ACTIONS TO TAKE:
**A)** In the opinion piece about Senator Mike Lee, what does Lee say Utah consumes more of per capita than any other state?
**B)** Extend the opinion piece about Senator Mike Lee's "we're not a democracy" tweet, starting after its final sentence.
== DOCUMENT SECTION ==
Late on October 7, as he suffered through the COVID-19 infection that he brought upon himself and forced upon the nation, Senator Mike Lee of Utah decided to tweet. Mike likes to tweet. In the past several weeks, he has tweeted at least three times a day and often goes beyond that number. On October 7, you could tell that Mike was on a roll.
After proudly announcing that Utah “consume[s] more Jello on a per capita basis than any state in the Union,” Mike, in a far briefer tweet, declared boldly, confidently that “we’re not a democracy.”
Mike is, unfortunately, correct. By almost any meaningful standard, the United States is at the least not a full democracy. On a superficial level, this is obvious. Neither Al Gore nor Hillary Clinton got to serve terms as President despite winning the popular vote. Senators representing 15 million fewer Americans somehow hold the “majority.” However, the problem goes even deeper than that. Research has shown, repeatedly, that “the preferences of the average American appear to have only a minuscule, near-zero, statistically non-significant impact upon public policy.” In fact, the interests predominantly represented in public policy decision-making are directly opposed to the public’s opinions. Americans get policy outcomes they insofar as they happen to align with the interests of economic elites.
So yes, Mike was right; we are not a democracy. He was not right when he said that’s a good thing. Now, none of this should be surprising coming from Mike. The public probably had enough information to determine what grade reading level the honorable Senator is on when he proposed “fall[ing] in love” as the solution to the coming climate catastrophe. Which, by the way, will cause hundreds of thousands, if not millions, of people across the world to die agonizing deaths.
Mike’s Senate colleagues dishearteningly, but informatively, did not denounce a sitting US Senator for announcing his open contempt for the voters. Instead, they continued working to confirm a judge with incredibly unpopular policy views to a lifetime appointment. It was par for the course; what more could you expect from the party that is less the Republican Party and more the anti-Democratic Party?
===
== DATA LISTING ==
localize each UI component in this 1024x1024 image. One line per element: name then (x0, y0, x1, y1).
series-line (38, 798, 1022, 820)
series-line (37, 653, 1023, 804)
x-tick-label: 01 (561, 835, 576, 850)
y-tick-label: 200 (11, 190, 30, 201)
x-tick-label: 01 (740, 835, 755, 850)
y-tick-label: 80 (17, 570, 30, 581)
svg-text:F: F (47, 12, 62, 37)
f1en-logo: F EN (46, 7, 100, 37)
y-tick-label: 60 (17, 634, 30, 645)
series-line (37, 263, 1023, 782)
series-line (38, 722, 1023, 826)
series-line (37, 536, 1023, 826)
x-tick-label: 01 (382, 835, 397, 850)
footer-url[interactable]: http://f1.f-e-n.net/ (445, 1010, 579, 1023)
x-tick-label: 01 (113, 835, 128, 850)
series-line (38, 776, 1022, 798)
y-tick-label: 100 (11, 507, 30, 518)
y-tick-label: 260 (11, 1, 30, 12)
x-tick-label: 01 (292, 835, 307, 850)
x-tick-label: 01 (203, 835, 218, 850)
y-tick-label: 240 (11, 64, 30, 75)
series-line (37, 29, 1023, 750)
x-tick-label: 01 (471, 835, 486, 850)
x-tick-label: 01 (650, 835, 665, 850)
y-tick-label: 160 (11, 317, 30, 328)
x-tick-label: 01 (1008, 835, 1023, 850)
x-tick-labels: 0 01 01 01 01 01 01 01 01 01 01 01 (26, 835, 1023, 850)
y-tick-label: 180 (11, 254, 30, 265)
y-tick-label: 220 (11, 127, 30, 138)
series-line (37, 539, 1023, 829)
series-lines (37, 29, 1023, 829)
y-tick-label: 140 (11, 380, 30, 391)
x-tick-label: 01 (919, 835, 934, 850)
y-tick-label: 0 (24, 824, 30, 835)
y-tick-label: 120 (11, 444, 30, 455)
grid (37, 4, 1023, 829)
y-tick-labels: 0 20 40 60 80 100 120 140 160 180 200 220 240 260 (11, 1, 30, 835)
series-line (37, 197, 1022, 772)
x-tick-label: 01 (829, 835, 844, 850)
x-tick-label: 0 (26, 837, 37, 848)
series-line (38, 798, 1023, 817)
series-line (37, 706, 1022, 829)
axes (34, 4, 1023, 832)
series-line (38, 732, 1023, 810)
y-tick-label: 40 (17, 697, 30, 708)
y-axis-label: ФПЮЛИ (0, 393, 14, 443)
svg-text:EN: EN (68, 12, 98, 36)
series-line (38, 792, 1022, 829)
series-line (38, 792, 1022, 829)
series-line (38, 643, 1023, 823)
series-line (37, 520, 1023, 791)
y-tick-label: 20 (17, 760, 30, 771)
===
TASK-BY-TASK OUTPUTS:
**A)** Jello.

**B)**
The case for democracy should be clear enough. After all, if, like Mike, you are an opponent of democracy, you have to be prepared to accept the alternative to being in charge: being the one who gets tread on. If we were in term six of President-for-Life Hillary Clinton’s administration, no doubt Mike would be calling for the “will of the people” to be heard and vote her out of office.
Furthermore, upholding democracy ought to come before any policy goal. Allowing people the right to control their own fates, shape their own communities, and express their own opinions is in-and-of itself a good thing. Mike “want[s] the human condition to flourish” but only by his terms. Instead, real human flourishing requires that we allow people autonomy in their own lives and the right to decide how they want to flourish.
These are the basic stakes of American politics. On one hand, there is an imperfect Democratic Party coming to terms with the absolute political and social necessity of finally realizing the nation’s democratic dreams. Opposed lies the Republican Party which, having seemingly entered terminal intellectual decline under Trump, has finally, explicitly embraced the reality that they are not interested in governing for all Americans.